Each entry needs to be restated exactly as written.

[Extracted records]
----
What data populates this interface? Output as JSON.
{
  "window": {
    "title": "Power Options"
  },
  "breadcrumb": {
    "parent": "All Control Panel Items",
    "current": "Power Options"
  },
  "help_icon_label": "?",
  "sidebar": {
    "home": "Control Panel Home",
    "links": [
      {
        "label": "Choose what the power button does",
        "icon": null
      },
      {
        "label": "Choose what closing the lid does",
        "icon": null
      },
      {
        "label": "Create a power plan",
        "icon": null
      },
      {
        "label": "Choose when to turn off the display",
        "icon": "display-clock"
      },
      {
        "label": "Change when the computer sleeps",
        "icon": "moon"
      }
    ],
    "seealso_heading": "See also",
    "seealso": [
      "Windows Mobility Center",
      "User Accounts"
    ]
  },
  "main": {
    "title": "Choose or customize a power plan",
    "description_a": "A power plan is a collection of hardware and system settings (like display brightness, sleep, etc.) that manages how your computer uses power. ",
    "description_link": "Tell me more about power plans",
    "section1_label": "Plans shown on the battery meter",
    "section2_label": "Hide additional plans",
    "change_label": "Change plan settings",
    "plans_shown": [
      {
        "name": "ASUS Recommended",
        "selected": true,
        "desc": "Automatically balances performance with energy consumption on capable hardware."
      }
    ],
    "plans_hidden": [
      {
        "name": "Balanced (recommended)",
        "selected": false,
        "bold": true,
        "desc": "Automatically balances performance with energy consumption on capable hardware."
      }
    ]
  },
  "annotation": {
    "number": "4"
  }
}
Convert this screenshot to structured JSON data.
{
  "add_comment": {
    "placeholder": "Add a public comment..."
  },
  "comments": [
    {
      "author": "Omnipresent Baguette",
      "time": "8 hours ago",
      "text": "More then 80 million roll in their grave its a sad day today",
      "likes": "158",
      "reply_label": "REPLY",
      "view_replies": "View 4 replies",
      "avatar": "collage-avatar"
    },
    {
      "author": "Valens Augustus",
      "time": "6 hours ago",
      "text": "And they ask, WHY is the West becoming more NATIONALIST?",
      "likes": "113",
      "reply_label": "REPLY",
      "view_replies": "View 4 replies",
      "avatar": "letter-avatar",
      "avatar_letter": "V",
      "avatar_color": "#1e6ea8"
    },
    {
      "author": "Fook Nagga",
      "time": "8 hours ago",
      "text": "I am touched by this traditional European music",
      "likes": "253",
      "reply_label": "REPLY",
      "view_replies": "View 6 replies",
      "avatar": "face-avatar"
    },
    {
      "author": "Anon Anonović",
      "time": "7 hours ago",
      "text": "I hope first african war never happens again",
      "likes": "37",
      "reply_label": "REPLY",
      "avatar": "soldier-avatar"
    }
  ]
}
----
__Solved exercise__:
What data populates this interface? Output as JSON.
{
  "window": {
    "title": "Power Options"
  },
  "breadcrumb": {
    "parent": "All Control Panel Items",
    "current": "Power Options"
  },
  "help_icon_label": "?",
  "sidebar": {
    "home": "Control Panel Home",
    "links": [
      {
        "label": "Choose what the power button does",
        "icon": null
      },
      {
        "label": "Choose what closing the lid does",
        "icon": null
      },
      {
        "label": "Create a power plan",
        "icon": null
      },
      {
        "label": "Choose when to turn off the display",
        "icon": "display-clock"
      },
      {
        "label": "Change when the computer sleeps",
        "icon": "moon"
      }
    ],
    "seealso_heading": "See also",
    "seealso": [
      "Windows Mobility Center",
      "User Accounts"
    ]
  },
  "main": {
    "title": "Choose or customize a power plan",
    "description_a": "A power plan is a collection of hardware and system settings (like display brightness, sleep, etc.) that manages how your computer uses power. ",
    "description_link": "Tell me more about power plans",
    "section1_label": "Plans shown on the battery meter",
    "section2_label": "Hide additional plans",
    "change_label": "Change plan settings",
    "plans_shown": [
      {
        "name": "ASUS Recommended",
        "selected": true,
        "desc": "Automatically balances performance with energy consumption on capable hardware."
      }
    ],
    "plans_hidden": [
      {
        "name": "Balanced (recommended)",
        "selected": false,
        "bold": true,
        "desc": "Automatically balances performance with energy consumption on capable hardware."
      }
    ]
  },
  "annotation": {
    "number": "4"
  }
}
Convert this screenshot to structured JSON data.
{
  "add_comment": {
    "placeholder": "Add a public comment..."
  },
  "comments": [
    {
      "author": "Omnipresent Baguette",
      "time": "8 hours ago",
      "text": "More then 80 million roll in their grave its a sad day today",
      "likes": "158",
      "reply_label": "REPLY",
      "view_replies": "View 4 replies",
      "avatar": "collage-avatar"
    },
    {
      "author": "Valens Augustus",
      "time": "6 hours ago",
      "text": "And they ask, WHY is the West becoming more NATIONALIST?",
      "likes": "113",
      "reply_label": "REPLY",
      "view_replies": "View 4 replies",
      "avatar": "letter-avatar",
      "avatar_letter": "V",
      "avatar_color": "#1e6ea8"
    },
    {
      "author": "Fook Nagga",
      "time": "8 hours ago",
      "text": "I am touched by this traditional European music",
      "likes": "253",
      "reply_label": "REPLY",
      "view_replies": "View 6 replies",
      "avatar": "face-avatar"
    },
    {
      "author": "Anon Anonović",
      "time": "7 hours ago",
      "text": "I hope first african war never happens again",
      "likes": "37",
      "reply_label": "REPLY",
      "avatar": "soldier-avatar"
    }
  ]
}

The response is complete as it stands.